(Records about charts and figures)
::::::::::
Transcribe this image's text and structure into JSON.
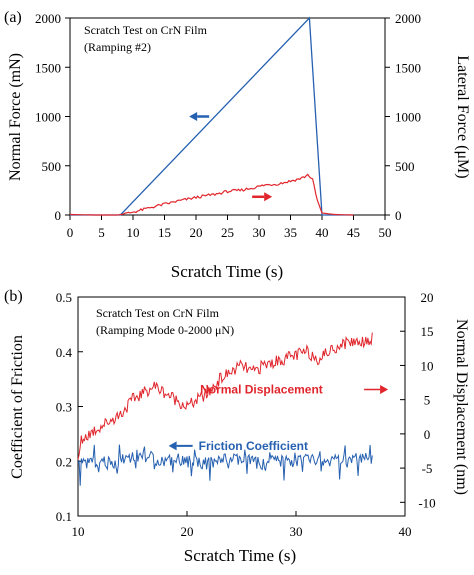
{
  "colors": {
    "blue": "#2660b0",
    "red": "#e0262c",
    "axis": "#000000"
  },
  "chart_data": [
    {
      "panel_label": "(a)",
      "type": "line",
      "annotation_lines": [
        "Scratch Test on CrN Film",
        "(Ramping #2)"
      ],
      "xlabel": "Scratch Time (s)",
      "ylabel_left": "Normal Force (mN)",
      "ylabel_right": "Lateral Force (μM)",
      "xlim": [
        0,
        50
      ],
      "ylim_left": [
        0,
        2000
      ],
      "ylim_right": [
        0,
        2000
      ],
      "x_ticks": [
        "0",
        "5",
        "10",
        "15",
        "20",
        "25",
        "30",
        "35",
        "40",
        "45",
        "50"
      ],
      "y_ticks_left": [
        "0",
        "500",
        "1000",
        "1500",
        "2000"
      ],
      "y_ticks_right": [
        "0",
        "500",
        "1000",
        "1500",
        "2000"
      ],
      "arrows": [
        {
          "color": "blue",
          "direction": "left",
          "x": 20.5,
          "y": 1000
        },
        {
          "color": "red",
          "direction": "right",
          "x": 30.5,
          "y": 185
        }
      ],
      "series": [
        {
          "color": "blue",
          "axis": "left",
          "x": [
            0,
            8,
            38,
            40,
            45
          ],
          "y": [
            0,
            0,
            2000,
            0,
            0
          ]
        },
        {
          "color": "red",
          "axis": "right",
          "x": [
            0,
            4,
            7.5,
            9,
            11,
            13,
            15,
            17,
            19,
            21,
            23,
            25,
            27,
            29,
            31,
            33,
            35,
            36,
            37,
            37.8,
            38.5,
            39.2,
            40,
            42,
            45
          ],
          "y": [
            5,
            0,
            0,
            15,
            45,
            80,
            110,
            140,
            165,
            190,
            210,
            240,
            250,
            275,
            305,
            315,
            345,
            360,
            380,
            410,
            360,
            160,
            20,
            5,
            0
          ]
        }
      ]
    },
    {
      "panel_label": "(b)",
      "type": "line",
      "annotation_lines": [
        "Scratch Test on CrN Film",
        "(Ramping Mode 0-2000 μN)"
      ],
      "xlabel": "Scratch Time (s)",
      "ylabel_left": "Coefficient of Friction",
      "ylabel_right": "Normal Displacement (nm)",
      "xlim": [
        10,
        40
      ],
      "ylim_left": [
        0.1,
        0.5
      ],
      "ylim_right": [
        -12,
        20
      ],
      "x_ticks": [
        "10",
        "20",
        "30",
        "40"
      ],
      "y_ticks_left": [
        "0.1",
        "0.2",
        "0.3",
        "0.4",
        "0.5"
      ],
      "y_ticks_right": [
        "-10",
        "-5",
        "0",
        "5",
        "10",
        "15",
        "20"
      ],
      "series_labels": [
        {
          "name": "Normal Displacement",
          "color": "red",
          "x": 21.2,
          "y": 0.331,
          "arrow": "right"
        },
        {
          "name": "Friction Coefficient",
          "color": "blue",
          "x": 19.6,
          "y": 0.228,
          "arrow": "left"
        }
      ],
      "series": [
        {
          "color": "red",
          "axis": "right",
          "x": [
            10,
            10.3,
            11,
            12,
            13,
            14,
            15,
            16,
            17,
            18,
            19,
            20,
            21,
            22,
            23,
            24,
            25,
            26,
            27,
            28,
            29,
            30,
            31,
            32,
            33,
            34,
            35,
            36,
            37
          ],
          "y": [
            -4,
            -1,
            0,
            1,
            2,
            3,
            5,
            6,
            7,
            6,
            5,
            4,
            5,
            6,
            8,
            9,
            10,
            9,
            10,
            10.5,
            11,
            11.5,
            12,
            11,
            12,
            13,
            13.5,
            13.5,
            14
          ]
        },
        {
          "color": "blue",
          "axis": "left",
          "x": [
            10,
            11,
            12,
            13,
            14,
            15,
            16,
            17,
            18,
            19,
            20,
            21,
            22,
            23,
            24,
            25,
            26,
            27,
            28,
            29,
            30,
            31,
            32,
            33,
            34,
            35,
            36,
            37
          ],
          "y": [
            0.19,
            0.2,
            0.2,
            0.195,
            0.205,
            0.21,
            0.21,
            0.205,
            0.2,
            0.205,
            0.2,
            0.2,
            0.195,
            0.2,
            0.205,
            0.2,
            0.2,
            0.195,
            0.2,
            0.2,
            0.2,
            0.205,
            0.2,
            0.2,
            0.2,
            0.2,
            0.205,
            0.2
          ]
        }
      ]
    }
  ]
}
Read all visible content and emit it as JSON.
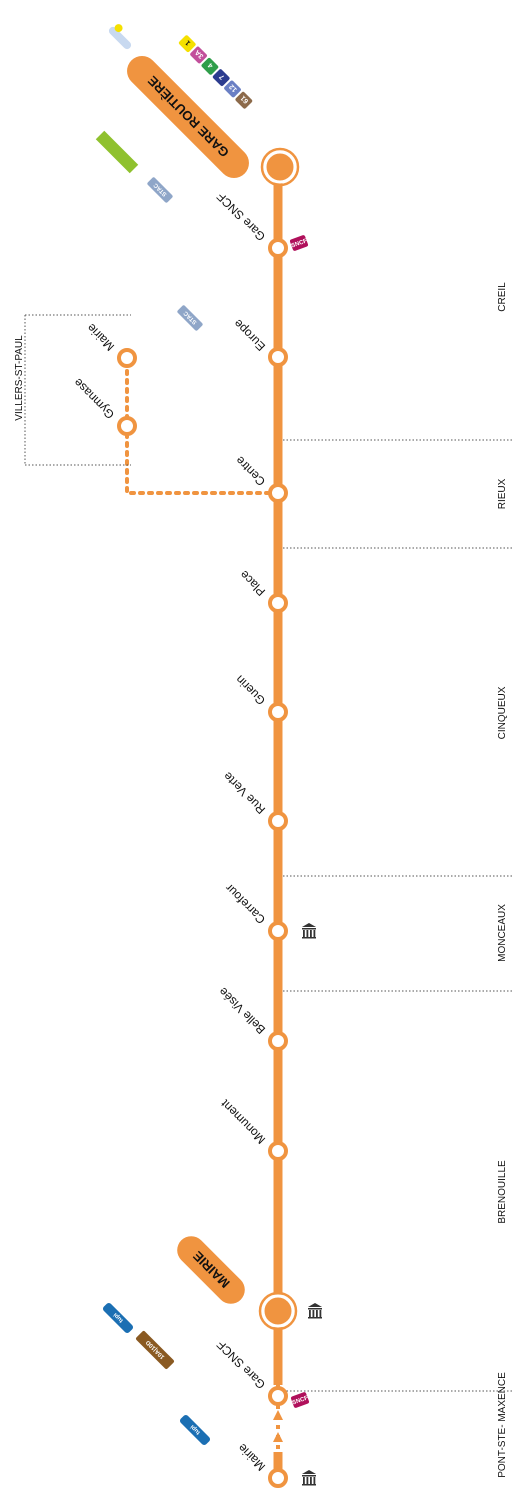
{
  "colors": {
    "line": "#f09440",
    "stop_fill": "#ffffff",
    "separator": "#666666",
    "sncf": "#b0105b",
    "oise_green": "#8fc12e",
    "tupi_blue": "#1b6fb3"
  },
  "communes": [
    "CREIL",
    "RIEUX",
    "CINQUEUX",
    "MONCEAUX",
    "BRENOUILLE",
    "PONT-STE- MAXENCE"
  ],
  "branch_commune": "VILLERS-ST-PAUL",
  "terminus_creil": {
    "label": "GARE ROUTIÈRE",
    "badges": [
      "1",
      "3A",
      "4",
      "7",
      "12",
      "61"
    ],
    "badge_colors": [
      "#f5e000",
      "#c24f9b",
      "#2f9e4a",
      "#2c3c8f",
      "#6a7fc4",
      "#8c6a4a"
    ]
  },
  "terminus_pont": {
    "label": "MAIRIE"
  },
  "stops": [
    {
      "name": "Gare SNCF",
      "icons": [
        "sncf-icon"
      ]
    },
    {
      "name": "Europe",
      "icons": []
    },
    {
      "name": "Centre",
      "icons": []
    },
    {
      "name": "Place",
      "icons": []
    },
    {
      "name": "Guerin",
      "icons": []
    },
    {
      "name": "Rue Verte",
      "icons": []
    },
    {
      "name": "Carrefour",
      "icons": [
        "town-hall-icon"
      ]
    },
    {
      "name": "Belle Visée",
      "icons": []
    },
    {
      "name": "Monument",
      "icons": []
    },
    {
      "name": "Gare SNCF",
      "icons": [
        "sncf-icon"
      ]
    },
    {
      "name": "Mairie",
      "icons": [
        "town-hall-icon"
      ]
    }
  ],
  "branch_stops": [
    "Mairie",
    "Gymnase"
  ],
  "logos": {
    "sncf": "SNCF",
    "tupi": "tupi",
    "line_badge": "10A|10D",
    "sitac": "STAC"
  }
}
::::::::::
> **AIM**
Copy the material shown above in full and exactly. Skip the pictures.

> **WORKED ANSWER**
Transcribe this image's text and structure into JSON.
{
  "colors": {
    "blue": "#2660b0",
    "red": "#e0262c",
    "axis": "#000000"
  },
  "chart_data": [
    {
      "panel_label": "(a)",
      "type": "line",
      "annotation_lines": [
        "Scratch Test on CrN Film",
        "(Ramping #2)"
      ],
      "xlabel": "Scratch Time (s)",
      "ylabel_left": "Normal Force (mN)",
      "ylabel_right": "Lateral Force (μM)",
      "xlim": [
        0,
        50
      ],
      "ylim_left": [
        0,
        2000
      ],
      "ylim_right": [
        0,
        2000
      ],
      "x_ticks": [
        "0",
        "5",
        "10",
        "15",
        "20",
        "25",
        "30",
        "35",
        "40",
        "45",
        "50"
      ],
      "y_ticks_left": [
        "0",
        "500",
        "1000",
        "1500",
        "2000"
      ],
      "y_ticks_right": [
        "0",
        "500",
        "1000",
        "1500",
        "2000"
      ],
      "arrows": [
        {
          "color": "blue",
          "direction": "left",
          "x": 20.5,
          "y": 1000
        },
        {
          "color": "red",
          "direction": "right",
          "x": 30.5,
          "y": 185
        }
      ],
      "series": [
        {
          "color": "blue",
          "axis": "left",
          "x": [
            0,
            8,
            38,
            40,
            45
          ],
          "y": [
            0,
            0,
            2000,
            0,
            0
          ]
        },
        {
          "color": "red",
          "axis": "right",
          "x": [
            0,
            4,
            7.5,
            9,
            11,
            13,
            15,
            17,
            19,
            21,
            23,
            25,
            27,
            29,
            31,
            33,
            35,
            36,
            37,
            37.8,
            38.5,
            39.2,
            40,
            42,
            45
          ],
          "y": [
            5,
            0,
            0,
            15,
            45,
            80,
            110,
            140,
            165,
            190,
            210,
            240,
            250,
            275,
            305,
            315,
            345,
            360,
            380,
            410,
            360,
            160,
            20,
            5,
            0
          ]
        }
      ]
    },
    {
      "panel_label": "(b)",
      "type": "line",
      "annotation_lines": [
        "Scratch Test on CrN Film",
        "(Ramping Mode 0-2000 μN)"
      ],
      "xlabel": "Scratch Time (s)",
      "ylabel_left": "Coefficient of Friction",
      "ylabel_right": "Normal Displacement (nm)",
      "xlim": [
        10,
        40
      ],
      "ylim_left": [
        0.1,
        0.5
      ],
      "ylim_right": [
        -12,
        20
      ],
      "x_ticks": [
        "10",
        "20",
        "30",
        "40"
      ],
      "y_ticks_left": [
        "0.1",
        "0.2",
        "0.3",
        "0.4",
        "0.5"
      ],
      "y_ticks_right": [
        "-10",
        "-5",
        "0",
        "5",
        "10",
        "15",
        "20"
      ],
      "series_labels": [
        {
          "name": "Normal Displacement",
          "color": "red",
          "x": 21.2,
          "y": 0.331,
          "arrow": "right"
        },
        {
          "name": "Friction Coefficient",
          "color": "blue",
          "x": 19.6,
          "y": 0.228,
          "arrow": "left"
        }
      ],
      "series": [
        {
          "color": "red",
          "axis": "right",
          "x": [
            10,
            10.3,
            11,
            12,
            13,
            14,
            15,
            16,
            17,
            18,
            19,
            20,
            21,
            22,
            23,
            24,
            25,
            26,
            27,
            28,
            29,
            30,
            31,
            32,
            33,
            34,
            35,
            36,
            37
          ],
          "y": [
            -4,
            -1,
            0,
            1,
            2,
            3,
            5,
            6,
            7,
            6,
            5,
            4,
            5,
            6,
            8,
            9,
            10,
            9,
            10,
            10.5,
            11,
            11.5,
            12,
            11,
            12,
            13,
            13.5,
            13.5,
            14
          ]
        },
        {
          "color": "blue",
          "axis": "left",
          "x": [
            10,
            11,
            12,
            13,
            14,
            15,
            16,
            17,
            18,
            19,
            20,
            21,
            22,
            23,
            24,
            25,
            26,
            27,
            28,
            29,
            30,
            31,
            32,
            33,
            34,
            35,
            36,
            37
          ],
          "y": [
            0.19,
            0.2,
            0.2,
            0.195,
            0.205,
            0.21,
            0.21,
            0.205,
            0.2,
            0.205,
            0.2,
            0.2,
            0.195,
            0.2,
            0.205,
            0.2,
            0.2,
            0.195,
            0.2,
            0.2,
            0.2,
            0.205,
            0.2,
            0.2,
            0.2,
            0.2,
            0.205,
            0.2
          ]
        }
      ]
    }
  ]
}
Read all visible content and emit it as JSON.
{
  "colors": {
    "line": "#f09440",
    "stop_fill": "#ffffff",
    "separator": "#666666",
    "sncf": "#b0105b",
    "oise_green": "#8fc12e",
    "tupi_blue": "#1b6fb3"
  },
  "communes": [
    "CREIL",
    "RIEUX",
    "CINQUEUX",
    "MONCEAUX",
    "BRENOUILLE",
    "PONT-STE- MAXENCE"
  ],
  "branch_commune": "VILLERS-ST-PAUL",
  "terminus_creil": {
    "label": "GARE ROUTIÈRE",
    "badges": [
      "1",
      "3A",
      "4",
      "7",
      "12",
      "61"
    ],
    "badge_colors": [
      "#f5e000",
      "#c24f9b",
      "#2f9e4a",
      "#2c3c8f",
      "#6a7fc4",
      "#8c6a4a"
    ]
  },
  "terminus_pont": {
    "label": "MAIRIE"
  },
  "stops": [
    {
      "name": "Gare SNCF",
      "icons": [
        "sncf-icon"
      ]
    },
    {
      "name": "Europe",
      "icons": []
    },
    {
      "name": "Centre",
      "icons": []
    },
    {
      "name": "Place",
      "icons": []
    },
    {
      "name": "Guerin",
      "icons": []
    },
    {
      "name": "Rue Verte",
      "icons": []
    },
    {
      "name": "Carrefour",
      "icons": [
        "town-hall-icon"
      ]
    },
    {
      "name": "Belle Visée",
      "icons": []
    },
    {
      "name": "Monument",
      "icons": []
    },
    {
      "name": "Gare SNCF",
      "icons": [
        "sncf-icon"
      ]
    },
    {
      "name": "Mairie",
      "icons": [
        "town-hall-icon"
      ]
    }
  ],
  "branch_stops": [
    "Mairie",
    "Gymnase"
  ],
  "logos": {
    "sncf": "SNCF",
    "tupi": "tupi",
    "line_badge": "10A|10D",
    "sitac": "STAC"
  }
}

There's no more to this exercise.